Extracted data entries:

::::

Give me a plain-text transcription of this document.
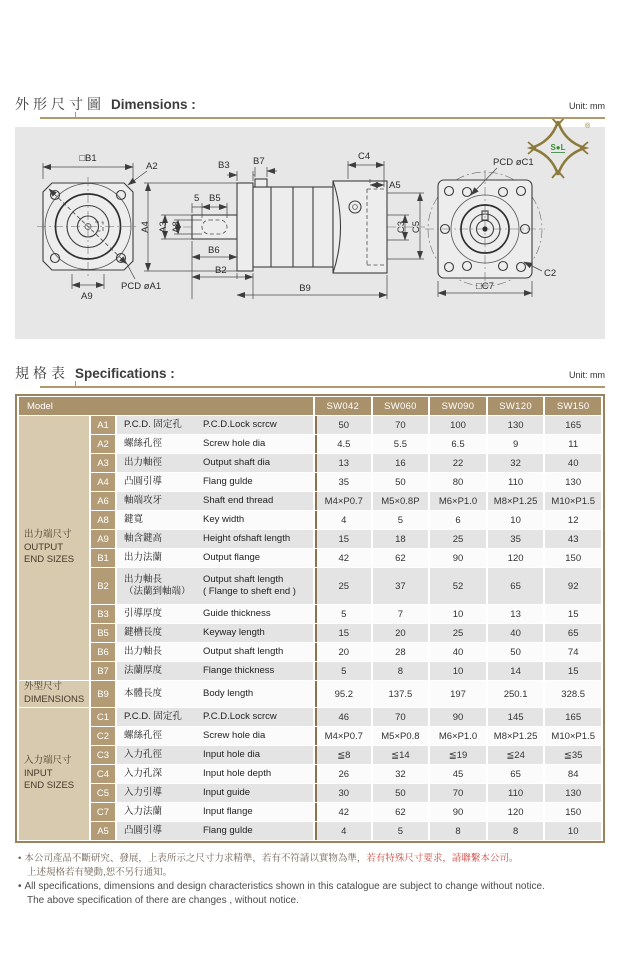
S●L
®
外形尺寸圖 Dimensions :	Unit: mm
PCD øA1
□B1
A2
A9
A4 A3 A8
5 B5
B3 B7	C4
A5
C3 C5
B6
B2
B9
PCD øC1
C2
□C7
規格表 Specifications :	Unit: mm
Model			SW042	SW060	SW090	SW120	SW150

出力端尺寸
OUTPUT
END SIZES
	A1	P.C.D. 固定孔	P.C.D.Lock scrcw	50	70	100	130	165
	A2	螺絲孔徑 Screw hole dia	4.5	5.5	6.5	9	11
	A3	出力軸徑 Output shaft dia	13	16	22	32	40
	A4	凸圓引導 Flang gulde	35	50	80	110	130
	A6	軸端攻牙 Shaft end thread	M4×P0.7	M5×0.8P	M6×P1.0	M8×P1.25	M10×P1.5
	A8	鍵寬 Key width	4	5	6	10	12
	A9	軸含鍵高 Height ofshaft length	15	18	25	35	43
	B1	出力法蘭 Output flange	42	62	90	120	150
	B2	出力軸長
（法蘭到軸端）
Output shaft length
( Flange to sheft end )	25	37	52	65	92
	B3	引導厚度 Guide thickness	5	7	10	13	15
	B5	鍵槽長度 Keyway length	15	20	25	40	65
	B6	出力軸長 Output shaft length	20	28	40	50	74
	B7	法蘭厚度 Flange thickness	5	8	10	14	15

外型尺寸
DIMENSIONS	B9	本體長度	Body length	95.2	137.5	197	250.1	328.5

入力端尺寸
INPUT
END SIZES
	C1	P.C.D. 固定孔	P.C.D.Lock scrcw	46	70	90	145	165
	C2	螺絲孔徑 Screw hole dia	M4×P0.7	M5×P0.8	M6×P1.0	M8×P1.25	M10×P1.5
	C3	入力孔徑 Input hole dia	≦8	≦14	≦19	≦24	≦35
	C4	入力孔深 Input hole depth	26	32	45	65	84
	C5	入力引導 Input guide	30	50	70	110	130
	C7	入力法蘭 Input flange	42	62	90	120	150
	A5	凸圓引導 Flang gulde	4	5	8	8	10
• 本公司產品不斷研究、發展，上表所示之尺寸力求精準，若有不符請以實物為準，若有特殊尺寸要求，請聯繫本公司。
上述規格若有變動,恕不另行通知。
• All specifications, dimensions and design characteristics shown in this catalogue are subject to change without notice.
The above specification of there are changes , without notice.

::::

Challenge »
From the records, copy every line that has the string "scrcw" in it.

Answer below »
	A1	P.C.D. 固定孔	P.C.D.Lock scrcw	50	70	100	130	165
	C1	P.C.D. 固定孔	P.C.D.Lock scrcw	46	70	90	145	165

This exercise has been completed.